Records supplied
····················

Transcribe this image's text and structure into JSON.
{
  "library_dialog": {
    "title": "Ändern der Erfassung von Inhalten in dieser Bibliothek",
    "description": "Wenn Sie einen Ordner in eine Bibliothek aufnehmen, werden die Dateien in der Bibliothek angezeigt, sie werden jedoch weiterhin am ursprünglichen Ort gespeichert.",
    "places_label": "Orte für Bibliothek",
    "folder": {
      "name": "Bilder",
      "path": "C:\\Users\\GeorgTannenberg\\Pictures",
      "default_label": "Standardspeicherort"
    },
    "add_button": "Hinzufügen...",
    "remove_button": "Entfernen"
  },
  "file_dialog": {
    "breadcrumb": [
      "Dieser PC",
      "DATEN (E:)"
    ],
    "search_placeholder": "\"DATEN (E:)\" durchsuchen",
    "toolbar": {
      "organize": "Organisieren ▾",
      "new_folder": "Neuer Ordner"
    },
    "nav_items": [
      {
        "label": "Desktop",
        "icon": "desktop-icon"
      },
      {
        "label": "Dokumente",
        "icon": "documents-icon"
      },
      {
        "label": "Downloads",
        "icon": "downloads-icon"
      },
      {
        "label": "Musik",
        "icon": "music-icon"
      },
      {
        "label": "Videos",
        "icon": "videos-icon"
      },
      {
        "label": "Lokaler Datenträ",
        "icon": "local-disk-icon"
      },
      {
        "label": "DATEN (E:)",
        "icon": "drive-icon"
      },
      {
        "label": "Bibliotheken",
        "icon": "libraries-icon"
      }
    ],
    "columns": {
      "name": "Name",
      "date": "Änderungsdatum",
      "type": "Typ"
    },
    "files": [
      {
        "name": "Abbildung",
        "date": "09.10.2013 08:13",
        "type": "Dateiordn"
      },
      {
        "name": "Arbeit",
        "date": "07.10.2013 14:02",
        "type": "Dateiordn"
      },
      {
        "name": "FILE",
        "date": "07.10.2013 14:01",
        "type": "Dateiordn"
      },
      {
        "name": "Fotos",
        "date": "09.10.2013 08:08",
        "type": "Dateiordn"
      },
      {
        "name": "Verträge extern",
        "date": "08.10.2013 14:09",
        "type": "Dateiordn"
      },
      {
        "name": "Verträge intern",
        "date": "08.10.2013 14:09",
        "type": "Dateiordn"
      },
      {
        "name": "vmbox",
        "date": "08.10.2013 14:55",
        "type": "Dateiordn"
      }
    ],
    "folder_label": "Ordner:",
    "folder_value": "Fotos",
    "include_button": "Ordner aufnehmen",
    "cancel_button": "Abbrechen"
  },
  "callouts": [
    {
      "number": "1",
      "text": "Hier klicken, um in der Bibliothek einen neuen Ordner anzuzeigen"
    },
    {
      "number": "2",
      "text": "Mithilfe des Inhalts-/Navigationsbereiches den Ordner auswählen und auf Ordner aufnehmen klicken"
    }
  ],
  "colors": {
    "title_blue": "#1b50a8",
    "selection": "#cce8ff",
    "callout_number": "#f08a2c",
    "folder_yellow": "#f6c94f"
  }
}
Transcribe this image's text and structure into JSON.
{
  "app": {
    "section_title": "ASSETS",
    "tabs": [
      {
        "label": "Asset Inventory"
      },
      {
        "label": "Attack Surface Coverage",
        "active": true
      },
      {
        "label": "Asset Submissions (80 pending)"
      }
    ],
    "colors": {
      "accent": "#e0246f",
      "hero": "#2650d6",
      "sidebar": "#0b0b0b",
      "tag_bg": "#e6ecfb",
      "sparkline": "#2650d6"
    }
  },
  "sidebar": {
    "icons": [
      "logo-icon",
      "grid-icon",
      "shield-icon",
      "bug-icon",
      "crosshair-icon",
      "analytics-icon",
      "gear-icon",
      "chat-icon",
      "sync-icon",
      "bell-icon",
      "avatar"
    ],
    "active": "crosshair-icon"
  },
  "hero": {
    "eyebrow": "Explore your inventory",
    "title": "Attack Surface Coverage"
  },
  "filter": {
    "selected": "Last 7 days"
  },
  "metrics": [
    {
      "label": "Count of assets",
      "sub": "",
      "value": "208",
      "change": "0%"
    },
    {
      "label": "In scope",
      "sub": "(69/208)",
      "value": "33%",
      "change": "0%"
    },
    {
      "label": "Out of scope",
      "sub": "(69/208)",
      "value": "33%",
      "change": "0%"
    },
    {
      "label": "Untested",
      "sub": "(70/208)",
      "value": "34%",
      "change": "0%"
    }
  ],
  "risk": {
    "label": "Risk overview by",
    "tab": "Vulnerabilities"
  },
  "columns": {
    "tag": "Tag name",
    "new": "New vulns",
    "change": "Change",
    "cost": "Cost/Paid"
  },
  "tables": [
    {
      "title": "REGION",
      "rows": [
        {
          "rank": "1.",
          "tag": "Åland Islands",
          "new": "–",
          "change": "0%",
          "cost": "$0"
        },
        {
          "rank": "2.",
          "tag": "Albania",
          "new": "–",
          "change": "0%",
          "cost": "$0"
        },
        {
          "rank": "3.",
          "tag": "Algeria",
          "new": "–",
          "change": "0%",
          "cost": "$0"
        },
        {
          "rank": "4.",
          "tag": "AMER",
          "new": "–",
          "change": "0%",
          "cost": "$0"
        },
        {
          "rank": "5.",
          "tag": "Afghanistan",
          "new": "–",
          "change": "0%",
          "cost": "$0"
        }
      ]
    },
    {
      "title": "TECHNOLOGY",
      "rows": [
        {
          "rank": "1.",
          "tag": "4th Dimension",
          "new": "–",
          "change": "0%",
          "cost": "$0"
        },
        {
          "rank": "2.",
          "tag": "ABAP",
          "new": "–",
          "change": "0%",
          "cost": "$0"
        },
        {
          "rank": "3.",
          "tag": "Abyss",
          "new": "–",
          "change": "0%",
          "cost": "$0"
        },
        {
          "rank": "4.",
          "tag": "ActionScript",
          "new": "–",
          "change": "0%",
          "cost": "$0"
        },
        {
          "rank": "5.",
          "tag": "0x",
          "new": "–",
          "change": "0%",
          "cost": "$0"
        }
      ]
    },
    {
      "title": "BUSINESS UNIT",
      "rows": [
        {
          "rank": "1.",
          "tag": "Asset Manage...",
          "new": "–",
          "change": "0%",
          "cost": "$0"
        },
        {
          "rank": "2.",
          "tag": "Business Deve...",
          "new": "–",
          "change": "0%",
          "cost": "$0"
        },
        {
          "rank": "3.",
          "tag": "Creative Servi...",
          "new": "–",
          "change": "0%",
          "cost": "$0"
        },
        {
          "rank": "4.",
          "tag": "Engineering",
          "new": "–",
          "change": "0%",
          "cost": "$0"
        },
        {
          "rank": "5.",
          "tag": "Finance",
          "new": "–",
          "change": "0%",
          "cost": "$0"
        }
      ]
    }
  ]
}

····················

Problem
Output the records exactly, including every line.

Response to this task
Transcribe this image's text and structure into JSON.
{
  "library_dialog": {
    "title": "Ändern der Erfassung von Inhalten in dieser Bibliothek",
    "description": "Wenn Sie einen Ordner in eine Bibliothek aufnehmen, werden die Dateien in der Bibliothek angezeigt, sie werden jedoch weiterhin am ursprünglichen Ort gespeichert.",
    "places_label": "Orte für Bibliothek",
    "folder": {
      "name": "Bilder",
      "path": "C:\\Users\\GeorgTannenberg\\Pictures",
      "default_label": "Standardspeicherort"
    },
    "add_button": "Hinzufügen...",
    "remove_button": "Entfernen"
  },
  "file_dialog": {
    "breadcrumb": [
      "Dieser PC",
      "DATEN (E:)"
    ],
    "search_placeholder": "\"DATEN (E:)\" durchsuchen",
    "toolbar": {
      "organize": "Organisieren ▾",
      "new_folder": "Neuer Ordner"
    },
    "nav_items": [
      {
        "label": "Desktop",
        "icon": "desktop-icon"
      },
      {
        "label": "Dokumente",
        "icon": "documents-icon"
      },
      {
        "label": "Downloads",
        "icon": "downloads-icon"
      },
      {
        "label": "Musik",
        "icon": "music-icon"
      },
      {
        "label": "Videos",
        "icon": "videos-icon"
      },
      {
        "label": "Lokaler Datenträ",
        "icon": "local-disk-icon"
      },
      {
        "label": "DATEN (E:)",
        "icon": "drive-icon"
      },
      {
        "label": "Bibliotheken",
        "icon": "libraries-icon"
      }
    ],
    "columns": {
      "name": "Name",
      "date": "Änderungsdatum",
      "type": "Typ"
    },
    "files": [
      {
        "name": "Abbildung",
        "date": "09.10.2013 08:13",
        "type": "Dateiordn"
      },
      {
        "name": "Arbeit",
        "date": "07.10.2013 14:02",
        "type": "Dateiordn"
      },
      {
        "name": "FILE",
        "date": "07.10.2013 14:01",
        "type": "Dateiordn"
      },
      {
        "name": "Fotos",
        "date": "09.10.2013 08:08",
        "type": "Dateiordn"
      },
      {
        "name": "Verträge extern",
        "date": "08.10.2013 14:09",
        "type": "Dateiordn"
      },
      {
        "name": "Verträge intern",
        "date": "08.10.2013 14:09",
        "type": "Dateiordn"
      },
      {
        "name": "vmbox",
        "date": "08.10.2013 14:55",
        "type": "Dateiordn"
      }
    ],
    "folder_label": "Ordner:",
    "folder_value": "Fotos",
    "include_button": "Ordner aufnehmen",
    "cancel_button": "Abbrechen"
  },
  "callouts": [
    {
      "number": "1",
      "text": "Hier klicken, um in der Bibliothek einen neuen Ordner anzuzeigen"
    },
    {
      "number": "2",
      "text": "Mithilfe des Inhalts-/Navigationsbereiches den Ordner auswählen und auf Ordner aufnehmen klicken"
    }
  ],
  "colors": {
    "title_blue": "#1b50a8",
    "selection": "#cce8ff",
    "callout_number": "#f08a2c",
    "folder_yellow": "#f6c94f"
  }
}
Transcribe this image's text and structure into JSON.
{
  "app": {
    "section_title": "ASSETS",
    "tabs": [
      {
        "label": "Asset Inventory"
      },
      {
        "label": "Attack Surface Coverage",
        "active": true
      },
      {
        "label": "Asset Submissions (80 pending)"
      }
    ],
    "colors": {
      "accent": "#e0246f",
      "hero": "#2650d6",
      "sidebar": "#0b0b0b",
      "tag_bg": "#e6ecfb",
      "sparkline": "#2650d6"
    }
  },
  "sidebar": {
    "icons": [
      "logo-icon",
      "grid-icon",
      "shield-icon",
      "bug-icon",
      "crosshair-icon",
      "analytics-icon",
      "gear-icon",
      "chat-icon",
      "sync-icon",
      "bell-icon",
      "avatar"
    ],
    "active": "crosshair-icon"
  },
  "hero": {
    "eyebrow": "Explore your inventory",
    "title": "Attack Surface Coverage"
  },
  "filter": {
    "selected": "Last 7 days"
  },
  "metrics": [
    {
      "label": "Count of assets",
      "sub": "",
      "value": "208",
      "change": "0%"
    },
    {
      "label": "In scope",
      "sub": "(69/208)",
      "value": "33%",
      "change": "0%"
    },
    {
      "label": "Out of scope",
      "sub": "(69/208)",
      "value": "33%",
      "change": "0%"
    },
    {
      "label": "Untested",
      "sub": "(70/208)",
      "value": "34%",
      "change": "0%"
    }
  ],
  "risk": {
    "label": "Risk overview by",
    "tab": "Vulnerabilities"
  },
  "columns": {
    "tag": "Tag name",
    "new": "New vulns",
    "change": "Change",
    "cost": "Cost/Paid"
  },
  "tables": [
    {
      "title": "REGION",
      "rows": [
        {
          "rank": "1.",
          "tag": "Åland Islands",
          "new": "–",
          "change": "0%",
          "cost": "$0"
        },
        {
          "rank": "2.",
          "tag": "Albania",
          "new": "–",
          "change": "0%",
          "cost": "$0"
        },
        {
          "rank": "3.",
          "tag": "Algeria",
          "new": "–",
          "change": "0%",
          "cost": "$0"
        },
        {
          "rank": "4.",
          "tag": "AMER",
          "new": "–",
          "change": "0%",
          "cost": "$0"
        },
        {
          "rank": "5.",
          "tag": "Afghanistan",
          "new": "–",
          "change": "0%",
          "cost": "$0"
        }
      ]
    },
    {
      "title": "TECHNOLOGY",
      "rows": [
        {
          "rank": "1.",
          "tag": "4th Dimension",
          "new": "–",
          "change": "0%",
          "cost": "$0"
        },
        {
          "rank": "2.",
          "tag": "ABAP",
          "new": "–",
          "change": "0%",
          "cost": "$0"
        },
        {
          "rank": "3.",
          "tag": "Abyss",
          "new": "–",
          "change": "0%",
          "cost": "$0"
        },
        {
          "rank": "4.",
          "tag": "ActionScript",
          "new": "–",
          "change": "0%",
          "cost": "$0"
        },
        {
          "rank": "5.",
          "tag": "0x",
          "new": "–",
          "change": "0%",
          "cost": "$0"
        }
      ]
    },
    {
      "title": "BUSINESS UNIT",
      "rows": [
        {
          "rank": "1.",
          "tag": "Asset Manage...",
          "new": "–",
          "change": "0%",
          "cost": "$0"
        },
        {
          "rank": "2.",
          "tag": "Business Deve...",
          "new": "–",
          "change": "0%",
          "cost": "$0"
        },
        {
          "rank": "3.",
          "tag": "Creative Servi...",
          "new": "–",
          "change": "0%",
          "cost": "$0"
        },
        {
          "rank": "4.",
          "tag": "Engineering",
          "new": "–",
          "change": "0%",
          "cost": "$0"
        },
        {
          "rank": "5.",
          "tag": "Finance",
          "new": "–",
          "change": "0%",
          "cost": "$0"
        }
      ]
    }
  ]
}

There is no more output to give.